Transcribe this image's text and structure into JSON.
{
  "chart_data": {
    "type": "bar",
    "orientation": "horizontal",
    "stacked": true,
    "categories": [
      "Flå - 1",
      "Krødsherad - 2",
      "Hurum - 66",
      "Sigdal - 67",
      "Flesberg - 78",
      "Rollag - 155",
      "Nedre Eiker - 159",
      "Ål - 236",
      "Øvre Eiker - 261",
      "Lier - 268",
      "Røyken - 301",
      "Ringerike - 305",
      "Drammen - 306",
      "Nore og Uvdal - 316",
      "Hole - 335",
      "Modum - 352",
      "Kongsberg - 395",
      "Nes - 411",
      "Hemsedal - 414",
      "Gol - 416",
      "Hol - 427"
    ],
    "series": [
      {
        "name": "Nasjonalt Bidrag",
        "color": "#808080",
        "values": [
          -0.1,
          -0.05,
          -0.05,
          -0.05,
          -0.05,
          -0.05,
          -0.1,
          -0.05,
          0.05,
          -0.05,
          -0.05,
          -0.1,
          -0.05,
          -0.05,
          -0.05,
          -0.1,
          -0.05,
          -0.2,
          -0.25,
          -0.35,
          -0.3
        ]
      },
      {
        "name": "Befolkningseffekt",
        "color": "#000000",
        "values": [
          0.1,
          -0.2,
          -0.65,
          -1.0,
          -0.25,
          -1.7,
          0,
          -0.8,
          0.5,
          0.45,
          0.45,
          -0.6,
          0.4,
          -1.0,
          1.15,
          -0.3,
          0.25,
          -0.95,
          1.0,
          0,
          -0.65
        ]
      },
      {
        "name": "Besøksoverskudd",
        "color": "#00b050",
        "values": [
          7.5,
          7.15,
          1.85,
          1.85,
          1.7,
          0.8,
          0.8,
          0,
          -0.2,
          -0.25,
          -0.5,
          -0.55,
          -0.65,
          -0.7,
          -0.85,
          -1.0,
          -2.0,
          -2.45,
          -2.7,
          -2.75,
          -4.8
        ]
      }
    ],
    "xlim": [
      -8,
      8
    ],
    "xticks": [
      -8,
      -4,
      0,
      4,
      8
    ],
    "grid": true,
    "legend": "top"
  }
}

※ ※ ※

Task brief —
Using the listing above, show each line holding the string "name".

Output —
        "name": "Nasjonalt Bidrag",
        "name": "Befolkningseffekt",
        "name": "Besøksoverskudd",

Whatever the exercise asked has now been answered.